Print all of the data exactly as written.

[start]

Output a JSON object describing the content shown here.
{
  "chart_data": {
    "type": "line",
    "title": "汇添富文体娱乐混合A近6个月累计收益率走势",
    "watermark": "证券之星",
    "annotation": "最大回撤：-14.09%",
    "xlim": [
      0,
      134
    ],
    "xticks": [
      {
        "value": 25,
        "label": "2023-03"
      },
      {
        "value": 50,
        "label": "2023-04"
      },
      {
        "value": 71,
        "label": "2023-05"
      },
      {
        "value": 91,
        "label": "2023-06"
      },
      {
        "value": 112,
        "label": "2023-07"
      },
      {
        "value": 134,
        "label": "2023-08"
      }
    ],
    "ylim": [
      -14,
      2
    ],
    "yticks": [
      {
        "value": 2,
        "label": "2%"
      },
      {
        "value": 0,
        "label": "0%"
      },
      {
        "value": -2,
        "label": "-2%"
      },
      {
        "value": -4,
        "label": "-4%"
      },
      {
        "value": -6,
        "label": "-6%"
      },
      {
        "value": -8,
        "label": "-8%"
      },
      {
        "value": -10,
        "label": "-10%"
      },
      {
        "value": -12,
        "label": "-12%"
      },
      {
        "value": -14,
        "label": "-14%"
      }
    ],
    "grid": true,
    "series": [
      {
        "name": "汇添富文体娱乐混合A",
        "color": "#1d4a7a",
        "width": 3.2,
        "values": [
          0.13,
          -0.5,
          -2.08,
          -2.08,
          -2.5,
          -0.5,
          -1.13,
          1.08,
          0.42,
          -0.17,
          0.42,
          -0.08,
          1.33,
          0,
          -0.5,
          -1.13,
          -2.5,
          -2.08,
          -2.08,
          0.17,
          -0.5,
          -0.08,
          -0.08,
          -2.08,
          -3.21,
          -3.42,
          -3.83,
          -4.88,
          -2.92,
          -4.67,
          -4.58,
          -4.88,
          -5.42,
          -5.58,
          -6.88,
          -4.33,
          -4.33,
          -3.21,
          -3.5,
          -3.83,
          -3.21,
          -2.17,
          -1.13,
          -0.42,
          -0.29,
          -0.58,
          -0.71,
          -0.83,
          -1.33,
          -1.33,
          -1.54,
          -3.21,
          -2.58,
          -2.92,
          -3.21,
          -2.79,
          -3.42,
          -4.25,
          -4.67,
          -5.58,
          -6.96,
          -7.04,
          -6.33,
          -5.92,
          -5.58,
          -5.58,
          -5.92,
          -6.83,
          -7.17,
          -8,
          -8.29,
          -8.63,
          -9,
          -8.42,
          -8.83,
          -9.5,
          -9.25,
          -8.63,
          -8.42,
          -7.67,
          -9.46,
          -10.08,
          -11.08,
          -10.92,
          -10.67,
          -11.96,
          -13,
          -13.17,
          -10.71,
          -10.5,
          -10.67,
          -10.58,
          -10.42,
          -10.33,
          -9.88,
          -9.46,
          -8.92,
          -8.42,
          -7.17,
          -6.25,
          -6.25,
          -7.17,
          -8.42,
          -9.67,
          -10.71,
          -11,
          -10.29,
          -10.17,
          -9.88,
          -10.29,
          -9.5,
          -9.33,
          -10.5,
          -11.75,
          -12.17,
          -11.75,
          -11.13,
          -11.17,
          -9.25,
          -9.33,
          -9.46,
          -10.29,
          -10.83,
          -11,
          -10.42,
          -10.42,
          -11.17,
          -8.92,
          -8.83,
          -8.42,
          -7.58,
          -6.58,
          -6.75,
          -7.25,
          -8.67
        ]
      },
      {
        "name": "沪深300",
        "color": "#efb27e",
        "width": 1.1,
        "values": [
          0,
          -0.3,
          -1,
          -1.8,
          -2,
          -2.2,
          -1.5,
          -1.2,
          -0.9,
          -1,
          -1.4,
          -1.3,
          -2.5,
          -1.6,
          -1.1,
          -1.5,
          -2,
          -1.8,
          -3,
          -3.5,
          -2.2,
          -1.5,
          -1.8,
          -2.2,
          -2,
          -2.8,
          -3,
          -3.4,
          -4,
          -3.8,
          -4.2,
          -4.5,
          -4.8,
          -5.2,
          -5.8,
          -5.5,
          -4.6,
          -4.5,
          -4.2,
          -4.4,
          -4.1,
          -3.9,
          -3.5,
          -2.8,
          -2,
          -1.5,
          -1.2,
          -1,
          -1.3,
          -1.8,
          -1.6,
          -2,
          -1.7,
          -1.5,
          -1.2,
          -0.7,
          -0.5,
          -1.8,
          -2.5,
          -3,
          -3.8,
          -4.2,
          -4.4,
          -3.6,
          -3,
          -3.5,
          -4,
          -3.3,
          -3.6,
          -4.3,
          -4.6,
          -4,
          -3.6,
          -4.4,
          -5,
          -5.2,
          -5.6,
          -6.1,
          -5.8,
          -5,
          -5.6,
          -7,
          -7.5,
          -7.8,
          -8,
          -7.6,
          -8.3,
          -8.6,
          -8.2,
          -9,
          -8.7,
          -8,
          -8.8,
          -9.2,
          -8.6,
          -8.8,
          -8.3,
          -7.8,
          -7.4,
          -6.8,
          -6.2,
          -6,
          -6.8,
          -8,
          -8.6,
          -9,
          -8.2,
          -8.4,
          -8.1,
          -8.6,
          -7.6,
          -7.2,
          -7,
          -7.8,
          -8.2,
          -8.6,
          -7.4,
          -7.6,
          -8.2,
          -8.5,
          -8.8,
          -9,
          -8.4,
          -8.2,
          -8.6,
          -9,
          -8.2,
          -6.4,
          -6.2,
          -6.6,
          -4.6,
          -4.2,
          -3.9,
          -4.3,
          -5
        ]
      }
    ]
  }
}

[end]

#### [RESULT OF THIS TASK]
Output a JSON object describing the content shown here.
{
  "chart_data": {
    "type": "line",
    "title": "汇添富文体娱乐混合A近6个月累计收益率走势",
    "watermark": "证券之星",
    "annotation": "最大回撤：-14.09%",
    "xlim": [
      0,
      134
    ],
    "xticks": [
      {
        "value": 25,
        "label": "2023-03"
      },
      {
        "value": 50,
        "label": "2023-04"
      },
      {
        "value": 71,
        "label": "2023-05"
      },
      {
        "value": 91,
        "label": "2023-06"
      },
      {
        "value": 112,
        "label": "2023-07"
      },
      {
        "value": 134,
        "label": "2023-08"
      }
    ],
    "ylim": [
      -14,
      2
    ],
    "yticks": [
      {
        "value": 2,
        "label": "2%"
      },
      {
        "value": 0,
        "label": "0%"
      },
      {
        "value": -2,
        "label": "-2%"
      },
      {
        "value": -4,
        "label": "-4%"
      },
      {
        "value": -6,
        "label": "-6%"
      },
      {
        "value": -8,
        "label": "-8%"
      },
      {
        "value": -10,
        "label": "-10%"
      },
      {
        "value": -12,
        "label": "-12%"
      },
      {
        "value": -14,
        "label": "-14%"
      }
    ],
    "grid": true,
    "series": [
      {
        "name": "汇添富文体娱乐混合A",
        "color": "#1d4a7a",
        "width": 3.2,
        "values": [
          0.13,
          -0.5,
          -2.08,
          -2.08,
          -2.5,
          -0.5,
          -1.13,
          1.08,
          0.42,
          -0.17,
          0.42,
          -0.08,
          1.33,
          0,
          -0.5,
          -1.13,
          -2.5,
          -2.08,
          -2.08,
          0.17,
          -0.5,
          -0.08,
          -0.08,
          -2.08,
          -3.21,
          -3.42,
          -3.83,
          -4.88,
          -2.92,
          -4.67,
          -4.58,
          -4.88,
          -5.42,
          -5.58,
          -6.88,
          -4.33,
          -4.33,
          -3.21,
          -3.5,
          -3.83,
          -3.21,
          -2.17,
          -1.13,
          -0.42,
          -0.29,
          -0.58,
          -0.71,
          -0.83,
          -1.33,
          -1.33,
          -1.54,
          -3.21,
          -2.58,
          -2.92,
          -3.21,
          -2.79,
          -3.42,
          -4.25,
          -4.67,
          -5.58,
          -6.96,
          -7.04,
          -6.33,
          -5.92,
          -5.58,
          -5.58,
          -5.92,
          -6.83,
          -7.17,
          -8,
          -8.29,
          -8.63,
          -9,
          -8.42,
          -8.83,
          -9.5,
          -9.25,
          -8.63,
          -8.42,
          -7.67,
          -9.46,
          -10.08,
          -11.08,
          -10.92,
          -10.67,
          -11.96,
          -13,
          -13.17,
          -10.71,
          -10.5,
          -10.67,
          -10.58,
          -10.42,
          -10.33,
          -9.88,
          -9.46,
          -8.92,
          -8.42,
          -7.17,
          -6.25,
          -6.25,
          -7.17,
          -8.42,
          -9.67,
          -10.71,
          -11,
          -10.29,
          -10.17,
          -9.88,
          -10.29,
          -9.5,
          -9.33,
          -10.5,
          -11.75,
          -12.17,
          -11.75,
          -11.13,
          -11.17,
          -9.25,
          -9.33,
          -9.46,
          -10.29,
          -10.83,
          -11,
          -10.42,
          -10.42,
          -11.17,
          -8.92,
          -8.83,
          -8.42,
          -7.58,
          -6.58,
          -6.75,
          -7.25,
          -8.67
        ]
      },
      {
        "name": "沪深300",
        "color": "#efb27e",
        "width": 1.1,
        "values": [
          0,
          -0.3,
          -1,
          -1.8,
          -2,
          -2.2,
          -1.5,
          -1.2,
          -0.9,
          -1,
          -1.4,
          -1.3,
          -2.5,
          -1.6,
          -1.1,
          -1.5,
          -2,
          -1.8,
          -3,
          -3.5,
          -2.2,
          -1.5,
          -1.8,
          -2.2,
          -2,
          -2.8,
          -3,
          -3.4,
          -4,
          -3.8,
          -4.2,
          -4.5,
          -4.8,
          -5.2,
          -5.8,
          -5.5,
          -4.6,
          -4.5,
          -4.2,
          -4.4,
          -4.1,
          -3.9,
          -3.5,
          -2.8,
          -2,
          -1.5,
          -1.2,
          -1,
          -1.3,
          -1.8,
          -1.6,
          -2,
          -1.7,
          -1.5,
          -1.2,
          -0.7,
          -0.5,
          -1.8,
          -2.5,
          -3,
          -3.8,
          -4.2,
          -4.4,
          -3.6,
          -3,
          -3.5,
          -4,
          -3.3,
          -3.6,
          -4.3,
          -4.6,
          -4,
          -3.6,
          -4.4,
          -5,
          -5.2,
          -5.6,
          -6.1,
          -5.8,
          -5,
          -5.6,
          -7,
          -7.5,
          -7.8,
          -8,
          -7.6,
          -8.3,
          -8.6,
          -8.2,
          -9,
          -8.7,
          -8,
          -8.8,
          -9.2,
          -8.6,
          -8.8,
          -8.3,
          -7.8,
          -7.4,
          -6.8,
          -6.2,
          -6,
          -6.8,
          -8,
          -8.6,
          -9,
          -8.2,
          -8.4,
          -8.1,
          -8.6,
          -7.6,
          -7.2,
          -7,
          -7.8,
          -8.2,
          -8.6,
          -7.4,
          -7.6,
          -8.2,
          -8.5,
          -8.8,
          -9,
          -8.4,
          -8.2,
          -8.6,
          -9,
          -8.2,
          -6.4,
          -6.2,
          -6.6,
          -4.6,
          -4.2,
          -3.9,
          -4.3,
          -5
        ]
      }
    ]
  }
}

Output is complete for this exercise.